RECORDS SHOWN -
++++++++
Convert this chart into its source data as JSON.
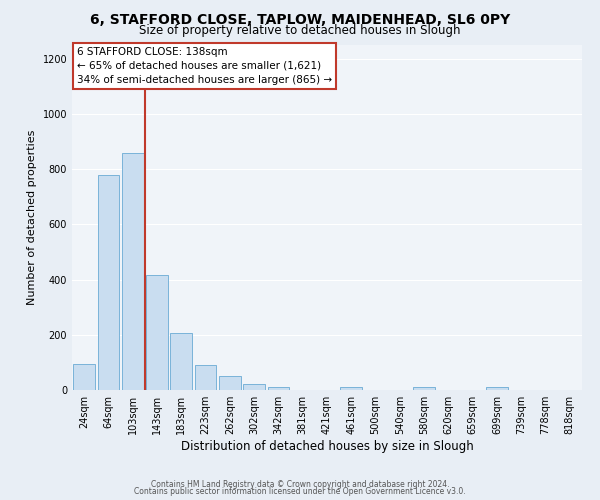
{
  "title1": "6, STAFFORD CLOSE, TAPLOW, MAIDENHEAD, SL6 0PY",
  "title2": "Size of property relative to detached houses in Slough",
  "xlabel": "Distribution of detached houses by size in Slough",
  "ylabel": "Number of detached properties",
  "categories": [
    "24sqm",
    "64sqm",
    "103sqm",
    "143sqm",
    "183sqm",
    "223sqm",
    "262sqm",
    "302sqm",
    "342sqm",
    "381sqm",
    "421sqm",
    "461sqm",
    "500sqm",
    "540sqm",
    "580sqm",
    "620sqm",
    "659sqm",
    "699sqm",
    "739sqm",
    "778sqm",
    "818sqm"
  ],
  "values": [
    95,
    780,
    860,
    415,
    205,
    90,
    52,
    20,
    12,
    0,
    0,
    10,
    0,
    0,
    10,
    0,
    0,
    10,
    0,
    0,
    0
  ],
  "bar_color": "#c9ddf0",
  "bar_edge_color": "#6aaad4",
  "vline_color": "#c0392b",
  "annotation_line1": "6 STAFFORD CLOSE: 138sqm",
  "annotation_line2": "← 65% of detached houses are smaller (1,621)",
  "annotation_line3": "34% of semi-detached houses are larger (865) →",
  "box_edge_color": "#c0392b",
  "ylim": [
    0,
    1250
  ],
  "yticks": [
    0,
    200,
    400,
    600,
    800,
    1000,
    1200
  ],
  "footer1": "Contains HM Land Registry data © Crown copyright and database right 2024.",
  "footer2": "Contains public sector information licensed under the Open Government Licence v3.0.",
  "bg_color": "#e8eef5",
  "plot_bg_color": "#f0f4f9",
  "grid_color": "#ffffff",
  "title1_fontsize": 10,
  "title2_fontsize": 8.5,
  "ylabel_fontsize": 8,
  "xlabel_fontsize": 8.5,
  "tick_fontsize": 7,
  "ann_fontsize": 7.5,
  "footer_fontsize": 5.5
}
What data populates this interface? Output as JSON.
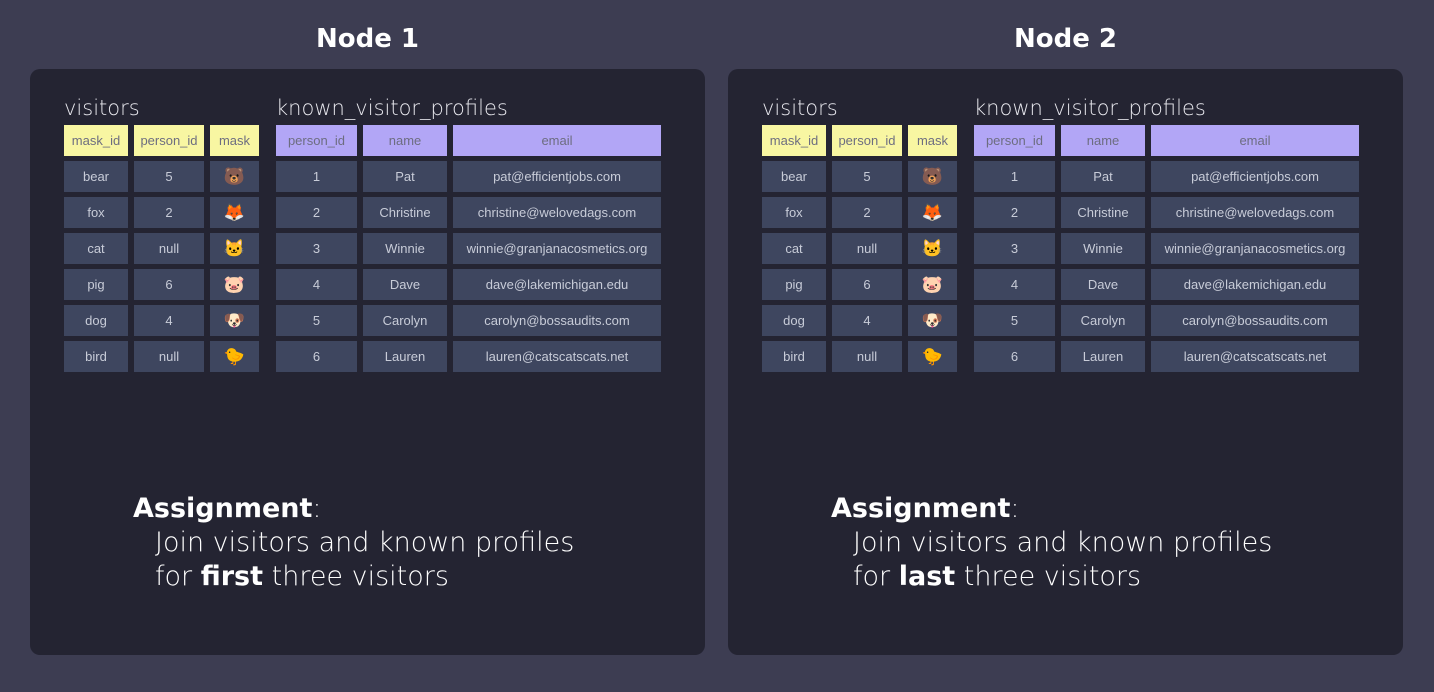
{
  "nodes": [
    {
      "title": "Node 1",
      "assignment": {
        "heading": "Assignment",
        "colon": ":",
        "line1": "Join visitors and known profiles",
        "line2_pre": "for ",
        "line2_bold": "first",
        "line2_post": " three visitors"
      }
    },
    {
      "title": "Node 2",
      "assignment": {
        "heading": "Assignment",
        "colon": ":",
        "line1": "Join visitors and known profiles",
        "line2_pre": "for ",
        "line2_bold": "last",
        "line2_post": " three visitors"
      }
    }
  ],
  "visitors": {
    "label": "visitors",
    "columns": [
      "mask_id",
      "person_id",
      "mask"
    ],
    "rows": [
      [
        "bear",
        "5",
        "🐻"
      ],
      [
        "fox",
        "2",
        "🦊"
      ],
      [
        "cat",
        "null",
        "🐱"
      ],
      [
        "pig",
        "6",
        "🐷"
      ],
      [
        "dog",
        "4",
        "🐶"
      ],
      [
        "bird",
        "null",
        "🐤"
      ]
    ]
  },
  "profiles": {
    "label": "known_visitor_profiles",
    "columns": [
      "person_id",
      "name",
      "email"
    ],
    "rows": [
      [
        "1",
        "Pat",
        "pat@efficientjobs.com"
      ],
      [
        "2",
        "Christine",
        "christine@welovedags.com"
      ],
      [
        "3",
        "Winnie",
        "winnie@granjanacosmetics.org"
      ],
      [
        "4",
        "Dave",
        "dave@lakemichigan.edu"
      ],
      [
        "5",
        "Carolyn",
        "carolyn@bossaudits.com"
      ],
      [
        "6",
        "Lauren",
        "lauren@catscatscats.net"
      ]
    ]
  },
  "colors": {
    "visitors_header": "#f8f6a2",
    "profiles_header": "#b2a6f6",
    "cell": "#3e465f",
    "panel": "#242432",
    "background": "#3d3d52"
  }
}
++++++++
REQUIRED TASK -
Pictures in the records should not appear in your copy, but everything else must be transcribed exactly.

RESULT OF THE EXERCISE -
Convert this chart into its source data as JSON.
{
  "title1": "6, STAFFORD CLOSE, TAPLOW, MAIDENHEAD, SL6 0PY",
  "title2": "Size of property relative to detached houses in Slough",
  "xlabel": "Distribution of detached houses by size in Slough",
  "ylabel": "Number of detached properties",
  "categories": [
    "24sqm",
    "64sqm",
    "103sqm",
    "143sqm",
    "183sqm",
    "223sqm",
    "262sqm",
    "302sqm",
    "342sqm",
    "381sqm",
    "421sqm",
    "461sqm",
    "500sqm",
    "540sqm",
    "580sqm",
    "620sqm",
    "659sqm",
    "699sqm",
    "739sqm",
    "778sqm",
    "818sqm"
  ],
  "values": [
    95,
    780,
    860,
    415,
    205,
    90,
    52,
    20,
    12,
    0,
    0,
    10,
    0,
    0,
    10,
    0,
    0,
    10,
    0,
    0,
    0
  ],
  "bar_color": "#c9ddf0",
  "bar_edge_color": "#6aaad4",
  "vline_color": "#c0392b",
  "annotation_line1": "6 STAFFORD CLOSE: 138sqm",
  "annotation_line2": "← 65% of detached houses are smaller (1,621)",
  "annotation_line3": "34% of semi-detached houses are larger (865) →",
  "box_edge_color": "#c0392b",
  "ylim": [
    0,
    1250
  ],
  "yticks": [
    0,
    200,
    400,
    600,
    800,
    1000,
    1200
  ],
  "footer1": "Contains HM Land Registry data © Crown copyright and database right 2024.",
  "footer2": "Contains public sector information licensed under the Open Government Licence v3.0.",
  "bg_color": "#e8eef5",
  "plot_bg_color": "#f0f4f9",
  "grid_color": "#ffffff",
  "title1_fontsize": 10,
  "title2_fontsize": 8.5,
  "ylabel_fontsize": 8,
  "xlabel_fontsize": 8.5,
  "tick_fontsize": 7,
  "ann_fontsize": 7.5,
  "footer_fontsize": 5.5
}
What data populates this interface? Output as JSON.
{
  "nodes": [
    {
      "title": "Node 1",
      "assignment": {
        "heading": "Assignment",
        "colon": ":",
        "line1": "Join visitors and known profiles",
        "line2_pre": "for ",
        "line2_bold": "first",
        "line2_post": " three visitors"
      }
    },
    {
      "title": "Node 2",
      "assignment": {
        "heading": "Assignment",
        "colon": ":",
        "line1": "Join visitors and known profiles",
        "line2_pre": "for ",
        "line2_bold": "last",
        "line2_post": " three visitors"
      }
    }
  ],
  "visitors": {
    "label": "visitors",
    "columns": [
      "mask_id",
      "person_id",
      "mask"
    ],
    "rows": [
      [
        "bear",
        "5",
        "🐻"
      ],
      [
        "fox",
        "2",
        "🦊"
      ],
      [
        "cat",
        "null",
        "🐱"
      ],
      [
        "pig",
        "6",
        "🐷"
      ],
      [
        "dog",
        "4",
        "🐶"
      ],
      [
        "bird",
        "null",
        "🐤"
      ]
    ]
  },
  "profiles": {
    "label": "known_visitor_profiles",
    "columns": [
      "person_id",
      "name",
      "email"
    ],
    "rows": [
      [
        "1",
        "Pat",
        "pat@efficientjobs.com"
      ],
      [
        "2",
        "Christine",
        "christine@welovedags.com"
      ],
      [
        "3",
        "Winnie",
        "winnie@granjanacosmetics.org"
      ],
      [
        "4",
        "Dave",
        "dave@lakemichigan.edu"
      ],
      [
        "5",
        "Carolyn",
        "carolyn@bossaudits.com"
      ],
      [
        "6",
        "Lauren",
        "lauren@catscatscats.net"
      ]
    ]
  },
  "colors": {
    "visitors_header": "#f8f6a2",
    "profiles_header": "#b2a6f6",
    "cell": "#3e465f",
    "panel": "#242432",
    "background": "#3d3d52"
  }
}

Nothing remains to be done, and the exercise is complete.